• REQUIREMENT
Below are some records; give them all again exactly, but not the pictures.

• SOURCE MATERIAL

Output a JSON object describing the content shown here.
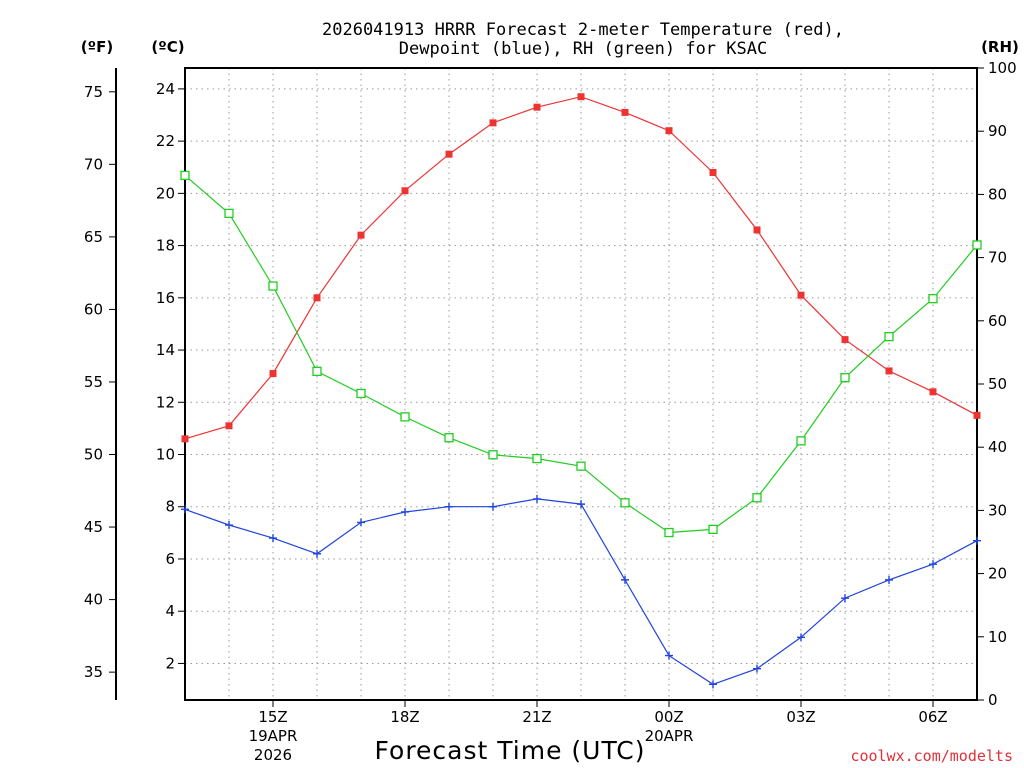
{
  "chart_data": {
    "type": "line",
    "title": [
      "2026041913 HRRR Forecast 2-meter Temperature (red),",
      "Dewpoint (blue), RH (green) for KSAC"
    ],
    "xlabel": "Forecast Time (UTC)",
    "credit": "coolwx.com/modelts",
    "units": {
      "fahrenheit": "(ºF)",
      "celsius": "(ºC)",
      "rh": "(RH)"
    },
    "x_hours": [
      13,
      14,
      15,
      16,
      17,
      18,
      19,
      20,
      21,
      22,
      23,
      24,
      25,
      26,
      27,
      28,
      29,
      30,
      31
    ],
    "xlim": [
      13,
      31
    ],
    "x_ticks": [
      {
        "hour": 15,
        "label": "15Z",
        "date": "19APR",
        "year": "2026"
      },
      {
        "hour": 18,
        "label": "18Z"
      },
      {
        "hour": 21,
        "label": "21Z"
      },
      {
        "hour": 24,
        "label": "00Z",
        "date": "20APR"
      },
      {
        "hour": 27,
        "label": "03Z"
      },
      {
        "hour": 30,
        "label": "06Z"
      }
    ],
    "ylim_celsius": [
      0.6,
      24.8
    ],
    "celsius_ticks": [
      2,
      4,
      6,
      8,
      10,
      12,
      14,
      16,
      18,
      20,
      22,
      24
    ],
    "fahrenheit_ticks": [
      35,
      40,
      45,
      50,
      55,
      60,
      65,
      70,
      75
    ],
    "rh_ticks": [
      0,
      10,
      20,
      30,
      40,
      50,
      60,
      70,
      80,
      90,
      100
    ],
    "ylim_rh": [
      0,
      100
    ],
    "series": [
      {
        "name": "Temperature",
        "units": "C",
        "color": "#ee3333",
        "marker": "filled-square",
        "values": [
          10.6,
          11.1,
          13.1,
          16.0,
          18.4,
          20.1,
          21.5,
          22.7,
          23.3,
          23.7,
          23.1,
          22.4,
          20.8,
          18.6,
          16.1,
          14.4,
          13.2,
          12.4,
          11.5
        ]
      },
      {
        "name": "Dewpoint",
        "units": "C",
        "color": "#2244dd",
        "marker": "plus",
        "values": [
          7.9,
          7.3,
          6.8,
          6.2,
          7.4,
          7.8,
          8.0,
          8.0,
          8.3,
          8.1,
          5.2,
          2.3,
          1.2,
          1.8,
          3.0,
          4.5,
          5.2,
          5.8,
          6.7
        ]
      },
      {
        "name": "RH",
        "units": "%",
        "color": "#22cc22",
        "marker": "open-square",
        "values": [
          83,
          77,
          65.5,
          52,
          48.5,
          44.8,
          41.5,
          38.8,
          38.2,
          37,
          31.2,
          26.5,
          27,
          32,
          41,
          51,
          57.5,
          63.5,
          72
        ]
      }
    ]
  }
}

• FULL SOLUTION
Output a JSON object describing the content shown here.
{
  "chart_data": {
    "type": "line",
    "title": [
      "2026041913 HRRR Forecast 2-meter Temperature (red),",
      "Dewpoint (blue), RH (green) for KSAC"
    ],
    "xlabel": "Forecast Time (UTC)",
    "credit": "coolwx.com/modelts",
    "units": {
      "fahrenheit": "(ºF)",
      "celsius": "(ºC)",
      "rh": "(RH)"
    },
    "x_hours": [
      13,
      14,
      15,
      16,
      17,
      18,
      19,
      20,
      21,
      22,
      23,
      24,
      25,
      26,
      27,
      28,
      29,
      30,
      31
    ],
    "xlim": [
      13,
      31
    ],
    "x_ticks": [
      {
        "hour": 15,
        "label": "15Z",
        "date": "19APR",
        "year": "2026"
      },
      {
        "hour": 18,
        "label": "18Z"
      },
      {
        "hour": 21,
        "label": "21Z"
      },
      {
        "hour": 24,
        "label": "00Z",
        "date": "20APR"
      },
      {
        "hour": 27,
        "label": "03Z"
      },
      {
        "hour": 30,
        "label": "06Z"
      }
    ],
    "ylim_celsius": [
      0.6,
      24.8
    ],
    "celsius_ticks": [
      2,
      4,
      6,
      8,
      10,
      12,
      14,
      16,
      18,
      20,
      22,
      24
    ],
    "fahrenheit_ticks": [
      35,
      40,
      45,
      50,
      55,
      60,
      65,
      70,
      75
    ],
    "rh_ticks": [
      0,
      10,
      20,
      30,
      40,
      50,
      60,
      70,
      80,
      90,
      100
    ],
    "ylim_rh": [
      0,
      100
    ],
    "series": [
      {
        "name": "Temperature",
        "units": "C",
        "color": "#ee3333",
        "marker": "filled-square",
        "values": [
          10.6,
          11.1,
          13.1,
          16.0,
          18.4,
          20.1,
          21.5,
          22.7,
          23.3,
          23.7,
          23.1,
          22.4,
          20.8,
          18.6,
          16.1,
          14.4,
          13.2,
          12.4,
          11.5
        ]
      },
      {
        "name": "Dewpoint",
        "units": "C",
        "color": "#2244dd",
        "marker": "plus",
        "values": [
          7.9,
          7.3,
          6.8,
          6.2,
          7.4,
          7.8,
          8.0,
          8.0,
          8.3,
          8.1,
          5.2,
          2.3,
          1.2,
          1.8,
          3.0,
          4.5,
          5.2,
          5.8,
          6.7
        ]
      },
      {
        "name": "RH",
        "units": "%",
        "color": "#22cc22",
        "marker": "open-square",
        "values": [
          83,
          77,
          65.5,
          52,
          48.5,
          44.8,
          41.5,
          38.8,
          38.2,
          37,
          31.2,
          26.5,
          27,
          32,
          41,
          51,
          57.5,
          63.5,
          72
        ]
      }
    ]
  }
}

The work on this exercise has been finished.